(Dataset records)

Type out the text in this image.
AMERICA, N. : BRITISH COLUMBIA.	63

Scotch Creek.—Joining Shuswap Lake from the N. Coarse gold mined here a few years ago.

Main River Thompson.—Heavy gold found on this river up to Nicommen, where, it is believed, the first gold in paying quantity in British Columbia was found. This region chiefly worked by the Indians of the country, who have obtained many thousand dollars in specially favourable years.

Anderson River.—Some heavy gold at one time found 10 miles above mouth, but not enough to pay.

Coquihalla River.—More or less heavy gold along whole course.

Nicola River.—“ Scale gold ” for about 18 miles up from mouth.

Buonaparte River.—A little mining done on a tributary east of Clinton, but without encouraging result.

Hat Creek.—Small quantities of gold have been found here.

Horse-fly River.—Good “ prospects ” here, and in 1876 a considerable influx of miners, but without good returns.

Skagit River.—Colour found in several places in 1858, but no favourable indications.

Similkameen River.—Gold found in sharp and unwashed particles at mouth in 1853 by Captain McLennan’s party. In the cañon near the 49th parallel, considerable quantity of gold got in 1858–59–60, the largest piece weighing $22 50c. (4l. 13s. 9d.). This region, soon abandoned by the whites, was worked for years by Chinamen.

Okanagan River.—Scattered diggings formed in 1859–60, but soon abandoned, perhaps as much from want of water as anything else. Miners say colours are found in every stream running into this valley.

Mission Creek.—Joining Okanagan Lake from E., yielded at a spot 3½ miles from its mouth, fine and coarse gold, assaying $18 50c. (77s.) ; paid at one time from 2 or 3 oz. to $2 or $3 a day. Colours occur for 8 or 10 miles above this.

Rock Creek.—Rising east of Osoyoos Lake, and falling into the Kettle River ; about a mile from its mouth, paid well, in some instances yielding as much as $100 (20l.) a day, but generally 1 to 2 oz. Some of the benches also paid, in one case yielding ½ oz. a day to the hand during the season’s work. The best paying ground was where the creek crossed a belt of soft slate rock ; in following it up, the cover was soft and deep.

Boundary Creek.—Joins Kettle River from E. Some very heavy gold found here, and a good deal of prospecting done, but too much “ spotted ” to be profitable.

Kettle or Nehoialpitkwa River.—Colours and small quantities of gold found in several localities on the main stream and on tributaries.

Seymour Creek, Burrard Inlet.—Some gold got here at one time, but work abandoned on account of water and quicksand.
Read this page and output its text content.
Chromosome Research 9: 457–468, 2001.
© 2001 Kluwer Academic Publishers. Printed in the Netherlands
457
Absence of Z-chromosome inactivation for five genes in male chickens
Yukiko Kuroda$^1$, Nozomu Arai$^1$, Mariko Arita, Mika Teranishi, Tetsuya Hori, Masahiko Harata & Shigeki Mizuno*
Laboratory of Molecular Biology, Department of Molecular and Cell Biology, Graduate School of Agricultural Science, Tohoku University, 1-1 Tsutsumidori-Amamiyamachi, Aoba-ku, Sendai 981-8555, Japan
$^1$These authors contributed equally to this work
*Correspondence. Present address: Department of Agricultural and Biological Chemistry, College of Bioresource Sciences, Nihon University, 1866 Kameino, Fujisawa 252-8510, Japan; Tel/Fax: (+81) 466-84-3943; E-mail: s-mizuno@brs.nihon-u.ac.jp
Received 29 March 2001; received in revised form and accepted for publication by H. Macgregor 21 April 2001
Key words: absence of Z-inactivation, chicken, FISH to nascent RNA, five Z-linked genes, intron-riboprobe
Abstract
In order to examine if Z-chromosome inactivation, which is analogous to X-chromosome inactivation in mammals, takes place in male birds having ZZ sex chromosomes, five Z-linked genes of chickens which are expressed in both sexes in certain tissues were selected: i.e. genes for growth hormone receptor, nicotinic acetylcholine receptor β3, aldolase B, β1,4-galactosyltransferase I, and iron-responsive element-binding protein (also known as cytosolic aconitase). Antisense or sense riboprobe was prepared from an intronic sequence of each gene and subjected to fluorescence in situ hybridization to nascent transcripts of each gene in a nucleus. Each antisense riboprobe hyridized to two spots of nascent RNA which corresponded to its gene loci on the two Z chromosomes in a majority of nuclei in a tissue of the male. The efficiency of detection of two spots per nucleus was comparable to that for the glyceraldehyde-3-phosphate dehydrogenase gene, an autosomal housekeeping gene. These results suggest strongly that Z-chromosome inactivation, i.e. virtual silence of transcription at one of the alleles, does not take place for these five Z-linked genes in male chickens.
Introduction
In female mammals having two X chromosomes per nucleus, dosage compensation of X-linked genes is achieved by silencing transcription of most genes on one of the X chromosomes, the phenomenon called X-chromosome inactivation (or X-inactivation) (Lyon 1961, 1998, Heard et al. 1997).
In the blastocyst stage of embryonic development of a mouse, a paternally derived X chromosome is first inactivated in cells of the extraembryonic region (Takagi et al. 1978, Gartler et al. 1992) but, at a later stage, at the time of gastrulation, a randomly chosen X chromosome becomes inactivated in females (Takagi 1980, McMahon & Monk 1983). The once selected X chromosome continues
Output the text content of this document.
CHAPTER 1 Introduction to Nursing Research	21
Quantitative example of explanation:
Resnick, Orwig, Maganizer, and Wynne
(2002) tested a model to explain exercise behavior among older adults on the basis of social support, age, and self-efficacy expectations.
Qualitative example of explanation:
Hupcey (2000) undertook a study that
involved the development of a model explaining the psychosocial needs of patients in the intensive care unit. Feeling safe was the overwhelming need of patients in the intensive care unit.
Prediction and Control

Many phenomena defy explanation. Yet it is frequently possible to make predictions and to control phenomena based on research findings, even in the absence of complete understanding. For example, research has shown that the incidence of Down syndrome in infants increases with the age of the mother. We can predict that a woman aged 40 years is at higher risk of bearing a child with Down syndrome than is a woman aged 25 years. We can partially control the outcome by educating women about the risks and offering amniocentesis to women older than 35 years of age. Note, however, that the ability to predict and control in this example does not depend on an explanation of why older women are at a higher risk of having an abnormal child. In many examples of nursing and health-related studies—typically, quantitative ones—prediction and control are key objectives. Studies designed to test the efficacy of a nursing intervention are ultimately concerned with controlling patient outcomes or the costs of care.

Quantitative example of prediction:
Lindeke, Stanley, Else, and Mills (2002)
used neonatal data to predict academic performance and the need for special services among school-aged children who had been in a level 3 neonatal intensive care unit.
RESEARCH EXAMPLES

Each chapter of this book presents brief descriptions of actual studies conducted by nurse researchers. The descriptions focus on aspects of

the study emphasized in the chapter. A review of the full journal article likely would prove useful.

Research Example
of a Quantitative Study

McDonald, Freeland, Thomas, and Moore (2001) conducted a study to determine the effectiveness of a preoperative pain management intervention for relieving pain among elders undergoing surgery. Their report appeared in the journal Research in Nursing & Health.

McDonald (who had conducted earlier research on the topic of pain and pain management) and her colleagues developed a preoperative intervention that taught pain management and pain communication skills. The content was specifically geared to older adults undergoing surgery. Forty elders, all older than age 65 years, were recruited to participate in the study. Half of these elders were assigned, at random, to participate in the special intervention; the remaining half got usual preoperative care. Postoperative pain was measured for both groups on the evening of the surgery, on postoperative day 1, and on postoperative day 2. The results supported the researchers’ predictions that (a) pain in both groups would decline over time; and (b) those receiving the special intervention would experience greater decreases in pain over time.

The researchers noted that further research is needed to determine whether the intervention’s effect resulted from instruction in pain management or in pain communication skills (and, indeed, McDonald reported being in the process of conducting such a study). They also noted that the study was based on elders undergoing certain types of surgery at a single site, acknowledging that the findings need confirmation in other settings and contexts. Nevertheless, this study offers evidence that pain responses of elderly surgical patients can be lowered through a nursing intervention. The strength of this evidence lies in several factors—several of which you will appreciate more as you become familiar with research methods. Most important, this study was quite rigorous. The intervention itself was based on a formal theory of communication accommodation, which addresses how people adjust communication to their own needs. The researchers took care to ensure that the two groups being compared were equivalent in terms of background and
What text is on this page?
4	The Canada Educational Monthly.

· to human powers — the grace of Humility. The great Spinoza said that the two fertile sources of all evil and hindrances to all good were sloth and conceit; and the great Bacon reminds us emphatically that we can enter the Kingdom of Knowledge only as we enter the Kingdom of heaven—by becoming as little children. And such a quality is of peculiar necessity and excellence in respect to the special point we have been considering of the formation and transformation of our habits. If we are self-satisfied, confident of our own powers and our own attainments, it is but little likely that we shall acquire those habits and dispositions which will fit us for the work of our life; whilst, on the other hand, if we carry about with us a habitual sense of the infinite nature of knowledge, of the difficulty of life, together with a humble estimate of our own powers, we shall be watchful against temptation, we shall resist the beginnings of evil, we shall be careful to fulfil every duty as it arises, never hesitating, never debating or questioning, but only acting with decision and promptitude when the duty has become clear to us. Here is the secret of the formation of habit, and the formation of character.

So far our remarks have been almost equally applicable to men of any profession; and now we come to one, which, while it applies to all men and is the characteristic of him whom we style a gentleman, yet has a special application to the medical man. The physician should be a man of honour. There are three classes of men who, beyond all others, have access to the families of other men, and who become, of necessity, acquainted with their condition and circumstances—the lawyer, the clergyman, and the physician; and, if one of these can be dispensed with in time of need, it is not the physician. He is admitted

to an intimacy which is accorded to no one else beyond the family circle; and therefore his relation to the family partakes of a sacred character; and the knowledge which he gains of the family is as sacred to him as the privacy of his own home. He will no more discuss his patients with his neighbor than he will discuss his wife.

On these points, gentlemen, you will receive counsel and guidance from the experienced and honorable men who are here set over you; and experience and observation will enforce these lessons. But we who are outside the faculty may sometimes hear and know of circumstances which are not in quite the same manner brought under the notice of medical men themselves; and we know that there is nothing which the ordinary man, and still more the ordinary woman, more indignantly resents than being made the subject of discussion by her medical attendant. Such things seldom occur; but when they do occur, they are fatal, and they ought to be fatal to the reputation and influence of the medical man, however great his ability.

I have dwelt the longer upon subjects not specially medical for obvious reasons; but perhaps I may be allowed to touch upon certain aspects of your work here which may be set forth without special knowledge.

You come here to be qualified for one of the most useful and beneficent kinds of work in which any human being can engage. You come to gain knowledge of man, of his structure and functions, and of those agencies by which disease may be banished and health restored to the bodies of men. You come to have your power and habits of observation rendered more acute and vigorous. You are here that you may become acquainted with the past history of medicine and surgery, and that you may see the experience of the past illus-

**Brief**: State the number of lines above that hold the word "Introduction", and say nothing else.

**Task solution**: 2